What to work on:
Pictures do not belong in the copy. Return all of the entries exactly.

Dataset extract:
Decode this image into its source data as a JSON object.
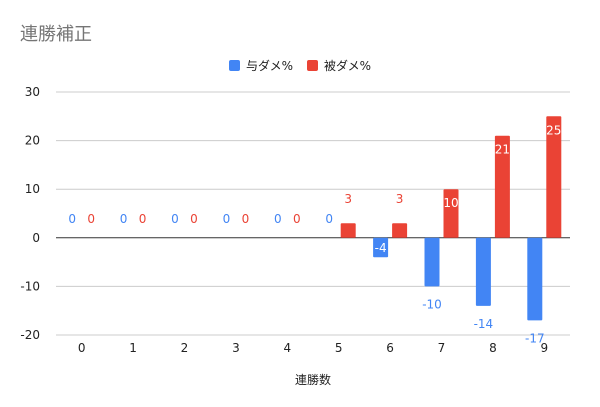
{
  "chart_data": {
    "type": "bar",
    "title": "連勝補正",
    "xlabel": "連勝数",
    "ylabel": "",
    "categories": [
      "0",
      "1",
      "2",
      "3",
      "4",
      "5",
      "6",
      "7",
      "8",
      "9"
    ],
    "series": [
      {
        "name": "与ダメ%",
        "color": "#4285f4",
        "values": [
          0,
          0,
          0,
          0,
          0,
          0,
          -4,
          -10,
          -14,
          -17
        ]
      },
      {
        "name": "被ダメ%",
        "color": "#ea4335",
        "values": [
          0,
          0,
          0,
          0,
          0,
          3,
          3,
          10,
          21,
          25
        ]
      }
    ],
    "ylim": [
      -20,
      30
    ],
    "yticks": [
      -20,
      -10,
      0,
      10,
      20,
      30
    ],
    "grid": true,
    "legend_position": "top-center",
    "data_labels": true
  }
}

In response:
Decode this image into its source data as a JSON object.
{
  "chart_data": {
    "type": "bar",
    "title": "連勝補正",
    "xlabel": "連勝数",
    "ylabel": "",
    "categories": [
      "0",
      "1",
      "2",
      "3",
      "4",
      "5",
      "6",
      "7",
      "8",
      "9"
    ],
    "series": [
      {
        "name": "与ダメ%",
        "color": "#4285f4",
        "values": [
          0,
          0,
          0,
          0,
          0,
          0,
          -4,
          -10,
          -14,
          -17
        ]
      },
      {
        "name": "被ダメ%",
        "color": "#ea4335",
        "values": [
          0,
          0,
          0,
          0,
          0,
          3,
          3,
          10,
          21,
          25
        ]
      }
    ],
    "ylim": [
      -20,
      30
    ],
    "yticks": [
      -20,
      -10,
      0,
      10,
      20,
      30
    ],
    "grid": true,
    "legend_position": "top-center",
    "data_labels": true
  }
}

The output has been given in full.